GOAL:
Report each line of the data that includes the word "Steel".

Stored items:
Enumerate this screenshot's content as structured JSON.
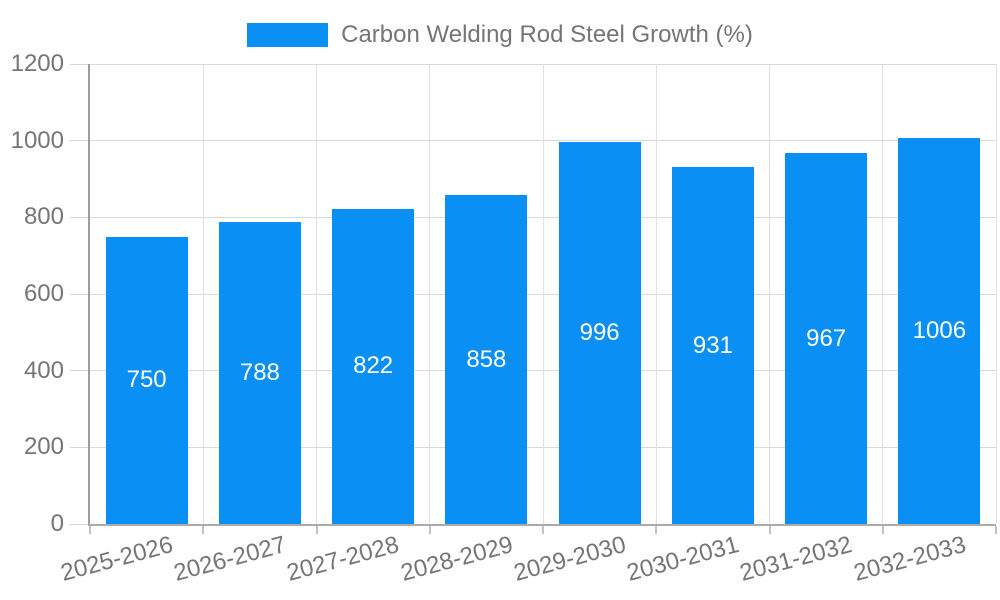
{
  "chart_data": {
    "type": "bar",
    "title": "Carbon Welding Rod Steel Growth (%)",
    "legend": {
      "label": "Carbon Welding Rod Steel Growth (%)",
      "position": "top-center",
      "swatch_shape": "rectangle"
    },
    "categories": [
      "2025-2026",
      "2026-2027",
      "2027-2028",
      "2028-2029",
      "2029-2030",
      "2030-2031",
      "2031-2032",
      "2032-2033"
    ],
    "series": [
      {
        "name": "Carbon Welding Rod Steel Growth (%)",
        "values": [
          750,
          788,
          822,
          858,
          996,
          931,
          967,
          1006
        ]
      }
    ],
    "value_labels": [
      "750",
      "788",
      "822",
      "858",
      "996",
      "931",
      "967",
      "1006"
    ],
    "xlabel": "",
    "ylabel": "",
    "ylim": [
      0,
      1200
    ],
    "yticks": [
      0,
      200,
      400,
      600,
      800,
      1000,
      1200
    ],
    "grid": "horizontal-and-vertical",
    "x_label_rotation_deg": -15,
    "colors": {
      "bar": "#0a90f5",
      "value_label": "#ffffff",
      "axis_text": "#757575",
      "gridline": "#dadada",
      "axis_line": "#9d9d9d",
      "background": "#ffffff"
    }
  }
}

FINISHED TASK:
    "title": "Carbon Welding Rod Steel Growth (%)",
      "label": "Carbon Welding Rod Steel Growth (%)",
        "name": "Carbon Welding Rod Steel Growth (%)",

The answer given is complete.